Start of Supplied material

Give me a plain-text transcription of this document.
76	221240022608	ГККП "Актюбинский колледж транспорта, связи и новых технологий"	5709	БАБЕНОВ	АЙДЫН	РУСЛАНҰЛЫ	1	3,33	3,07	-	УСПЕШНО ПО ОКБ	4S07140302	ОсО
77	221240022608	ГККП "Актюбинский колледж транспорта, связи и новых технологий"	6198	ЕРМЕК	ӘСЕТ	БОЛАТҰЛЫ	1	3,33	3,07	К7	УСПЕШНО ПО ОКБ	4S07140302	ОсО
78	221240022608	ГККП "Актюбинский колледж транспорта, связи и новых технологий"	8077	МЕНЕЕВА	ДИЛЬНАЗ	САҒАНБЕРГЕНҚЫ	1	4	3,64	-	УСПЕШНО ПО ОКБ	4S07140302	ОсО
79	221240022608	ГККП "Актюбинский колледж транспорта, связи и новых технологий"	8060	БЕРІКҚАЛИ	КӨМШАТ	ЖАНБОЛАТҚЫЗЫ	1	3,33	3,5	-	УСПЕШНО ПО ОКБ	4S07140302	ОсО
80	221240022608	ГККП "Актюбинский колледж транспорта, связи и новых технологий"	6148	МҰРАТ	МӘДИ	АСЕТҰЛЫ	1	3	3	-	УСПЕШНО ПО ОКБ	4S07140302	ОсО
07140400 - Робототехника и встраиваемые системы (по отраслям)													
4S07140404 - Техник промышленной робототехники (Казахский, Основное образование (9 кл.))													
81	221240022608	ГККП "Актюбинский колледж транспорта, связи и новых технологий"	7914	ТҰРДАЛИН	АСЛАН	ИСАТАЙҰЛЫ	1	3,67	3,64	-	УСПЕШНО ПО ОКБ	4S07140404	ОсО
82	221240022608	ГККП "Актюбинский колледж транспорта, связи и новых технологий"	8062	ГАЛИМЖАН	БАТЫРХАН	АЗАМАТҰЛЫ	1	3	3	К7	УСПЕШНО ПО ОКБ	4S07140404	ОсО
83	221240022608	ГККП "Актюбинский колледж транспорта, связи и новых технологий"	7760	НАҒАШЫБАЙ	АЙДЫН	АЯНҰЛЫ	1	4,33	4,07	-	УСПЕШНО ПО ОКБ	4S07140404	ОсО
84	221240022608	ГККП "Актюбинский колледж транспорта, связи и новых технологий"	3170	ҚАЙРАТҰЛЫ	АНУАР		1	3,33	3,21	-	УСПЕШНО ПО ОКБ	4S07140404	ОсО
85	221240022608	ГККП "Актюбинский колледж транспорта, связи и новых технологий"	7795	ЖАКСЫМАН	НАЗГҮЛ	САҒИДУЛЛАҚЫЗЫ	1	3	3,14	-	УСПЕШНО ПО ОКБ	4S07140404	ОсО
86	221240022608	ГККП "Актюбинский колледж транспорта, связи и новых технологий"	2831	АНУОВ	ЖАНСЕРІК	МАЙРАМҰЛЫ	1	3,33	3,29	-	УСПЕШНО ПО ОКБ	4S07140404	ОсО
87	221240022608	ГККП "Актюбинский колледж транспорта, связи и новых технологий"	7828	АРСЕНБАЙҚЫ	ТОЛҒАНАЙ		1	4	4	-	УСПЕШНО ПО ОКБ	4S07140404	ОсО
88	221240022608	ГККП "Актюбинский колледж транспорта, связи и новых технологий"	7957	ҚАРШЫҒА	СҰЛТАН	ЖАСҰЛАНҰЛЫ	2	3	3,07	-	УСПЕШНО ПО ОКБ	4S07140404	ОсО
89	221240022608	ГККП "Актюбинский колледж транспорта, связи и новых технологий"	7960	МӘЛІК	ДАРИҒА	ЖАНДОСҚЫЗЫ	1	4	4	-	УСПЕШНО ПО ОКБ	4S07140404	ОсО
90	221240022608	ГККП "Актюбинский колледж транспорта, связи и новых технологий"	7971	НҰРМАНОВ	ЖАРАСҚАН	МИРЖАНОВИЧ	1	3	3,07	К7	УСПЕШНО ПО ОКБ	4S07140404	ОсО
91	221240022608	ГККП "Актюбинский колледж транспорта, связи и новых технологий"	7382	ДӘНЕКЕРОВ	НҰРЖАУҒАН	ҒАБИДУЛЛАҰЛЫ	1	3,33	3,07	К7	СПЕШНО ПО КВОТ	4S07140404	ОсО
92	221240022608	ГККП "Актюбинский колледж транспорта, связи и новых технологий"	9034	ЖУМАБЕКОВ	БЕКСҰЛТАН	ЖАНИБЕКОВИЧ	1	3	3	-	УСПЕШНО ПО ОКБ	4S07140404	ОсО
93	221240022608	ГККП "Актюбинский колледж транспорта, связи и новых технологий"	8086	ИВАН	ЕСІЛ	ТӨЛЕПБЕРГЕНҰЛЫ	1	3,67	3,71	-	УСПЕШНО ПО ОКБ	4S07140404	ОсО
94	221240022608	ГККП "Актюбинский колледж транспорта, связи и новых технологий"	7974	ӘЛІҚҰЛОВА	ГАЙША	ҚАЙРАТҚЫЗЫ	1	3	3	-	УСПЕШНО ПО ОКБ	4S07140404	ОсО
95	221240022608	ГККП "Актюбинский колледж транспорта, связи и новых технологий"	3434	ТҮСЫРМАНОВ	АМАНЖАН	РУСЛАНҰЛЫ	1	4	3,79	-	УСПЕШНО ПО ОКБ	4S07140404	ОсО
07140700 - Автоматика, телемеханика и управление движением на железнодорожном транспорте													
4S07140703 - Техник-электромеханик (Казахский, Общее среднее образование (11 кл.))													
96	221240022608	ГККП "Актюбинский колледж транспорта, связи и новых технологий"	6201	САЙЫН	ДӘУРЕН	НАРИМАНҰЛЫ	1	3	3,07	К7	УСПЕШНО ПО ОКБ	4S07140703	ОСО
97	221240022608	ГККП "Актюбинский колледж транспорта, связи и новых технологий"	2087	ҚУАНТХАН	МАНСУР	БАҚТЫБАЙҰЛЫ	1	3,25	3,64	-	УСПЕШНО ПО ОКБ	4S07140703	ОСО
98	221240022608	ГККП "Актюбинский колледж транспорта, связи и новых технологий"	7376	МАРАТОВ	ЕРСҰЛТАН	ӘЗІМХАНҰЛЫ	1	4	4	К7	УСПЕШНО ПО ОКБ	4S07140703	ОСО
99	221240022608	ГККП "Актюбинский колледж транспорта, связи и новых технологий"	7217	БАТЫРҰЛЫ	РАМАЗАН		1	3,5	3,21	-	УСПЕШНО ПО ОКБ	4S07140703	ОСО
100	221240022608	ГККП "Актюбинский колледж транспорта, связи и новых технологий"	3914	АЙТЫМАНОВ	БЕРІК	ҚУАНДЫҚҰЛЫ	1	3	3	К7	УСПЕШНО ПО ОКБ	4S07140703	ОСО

End of Supplied material
Start of Supplied material

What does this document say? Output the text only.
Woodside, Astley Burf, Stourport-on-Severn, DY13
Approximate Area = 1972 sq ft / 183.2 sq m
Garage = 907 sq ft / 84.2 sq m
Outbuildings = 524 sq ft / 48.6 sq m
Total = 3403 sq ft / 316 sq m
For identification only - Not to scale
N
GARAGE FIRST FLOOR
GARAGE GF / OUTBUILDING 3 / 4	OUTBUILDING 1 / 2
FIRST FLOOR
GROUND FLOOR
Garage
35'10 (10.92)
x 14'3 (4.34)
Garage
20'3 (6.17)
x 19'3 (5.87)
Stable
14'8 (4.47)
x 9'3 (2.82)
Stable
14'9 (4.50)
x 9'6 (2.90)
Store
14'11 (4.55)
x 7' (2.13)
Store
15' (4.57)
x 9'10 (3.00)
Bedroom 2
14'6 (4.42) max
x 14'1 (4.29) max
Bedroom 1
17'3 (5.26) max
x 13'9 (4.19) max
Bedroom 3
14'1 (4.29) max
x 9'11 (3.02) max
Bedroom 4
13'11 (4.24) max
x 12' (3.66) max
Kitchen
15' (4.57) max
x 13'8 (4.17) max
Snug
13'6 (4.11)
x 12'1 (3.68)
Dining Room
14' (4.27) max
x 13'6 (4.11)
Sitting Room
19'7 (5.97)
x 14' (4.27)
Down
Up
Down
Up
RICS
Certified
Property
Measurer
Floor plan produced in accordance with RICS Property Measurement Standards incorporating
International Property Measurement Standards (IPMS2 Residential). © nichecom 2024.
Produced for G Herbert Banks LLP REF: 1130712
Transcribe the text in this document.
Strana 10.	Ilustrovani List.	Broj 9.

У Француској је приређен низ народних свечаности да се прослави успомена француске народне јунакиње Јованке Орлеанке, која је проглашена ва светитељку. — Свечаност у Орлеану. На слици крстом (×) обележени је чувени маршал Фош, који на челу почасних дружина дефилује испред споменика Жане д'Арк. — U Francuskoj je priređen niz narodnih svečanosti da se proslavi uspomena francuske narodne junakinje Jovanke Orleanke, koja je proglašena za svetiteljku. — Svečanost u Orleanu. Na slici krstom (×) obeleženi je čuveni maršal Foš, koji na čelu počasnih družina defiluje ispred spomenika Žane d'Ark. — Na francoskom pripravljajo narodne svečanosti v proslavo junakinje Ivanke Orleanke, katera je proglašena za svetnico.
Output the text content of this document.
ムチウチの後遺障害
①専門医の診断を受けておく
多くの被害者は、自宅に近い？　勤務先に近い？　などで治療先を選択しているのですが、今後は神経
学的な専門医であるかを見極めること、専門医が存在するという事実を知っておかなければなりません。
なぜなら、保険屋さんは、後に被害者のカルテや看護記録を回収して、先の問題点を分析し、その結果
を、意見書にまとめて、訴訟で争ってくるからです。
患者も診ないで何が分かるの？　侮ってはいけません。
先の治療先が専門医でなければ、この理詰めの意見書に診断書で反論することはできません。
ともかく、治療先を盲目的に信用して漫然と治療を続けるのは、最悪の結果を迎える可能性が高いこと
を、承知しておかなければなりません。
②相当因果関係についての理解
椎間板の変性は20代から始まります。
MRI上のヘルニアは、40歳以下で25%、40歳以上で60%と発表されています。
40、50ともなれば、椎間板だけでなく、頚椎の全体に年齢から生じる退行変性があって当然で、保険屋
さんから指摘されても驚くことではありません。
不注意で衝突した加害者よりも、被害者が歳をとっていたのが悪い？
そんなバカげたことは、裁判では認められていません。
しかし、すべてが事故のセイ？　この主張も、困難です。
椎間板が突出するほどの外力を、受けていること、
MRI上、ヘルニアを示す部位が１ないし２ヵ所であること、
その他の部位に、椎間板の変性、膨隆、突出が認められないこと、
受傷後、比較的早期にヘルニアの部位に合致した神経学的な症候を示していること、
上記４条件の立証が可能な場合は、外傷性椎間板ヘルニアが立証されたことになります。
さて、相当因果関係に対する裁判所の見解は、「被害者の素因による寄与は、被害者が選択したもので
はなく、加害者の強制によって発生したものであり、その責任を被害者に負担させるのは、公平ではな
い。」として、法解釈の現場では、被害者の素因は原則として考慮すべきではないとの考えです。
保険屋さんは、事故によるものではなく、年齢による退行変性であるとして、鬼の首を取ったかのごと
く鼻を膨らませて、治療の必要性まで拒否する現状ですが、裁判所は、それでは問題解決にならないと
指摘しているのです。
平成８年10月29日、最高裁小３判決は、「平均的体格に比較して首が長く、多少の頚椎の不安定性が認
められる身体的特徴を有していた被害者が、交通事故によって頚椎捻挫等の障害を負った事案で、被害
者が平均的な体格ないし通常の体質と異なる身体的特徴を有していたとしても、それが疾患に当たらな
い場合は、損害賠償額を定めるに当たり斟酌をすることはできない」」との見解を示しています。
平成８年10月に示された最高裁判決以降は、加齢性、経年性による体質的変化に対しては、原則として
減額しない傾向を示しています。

End of Supplied material

__Set exercise__:
From the listing above, copy every line that includes the word "RICS".

__Answer__:
RICS
Floor plan produced in accordance with RICS Property Measurement Standards incorporating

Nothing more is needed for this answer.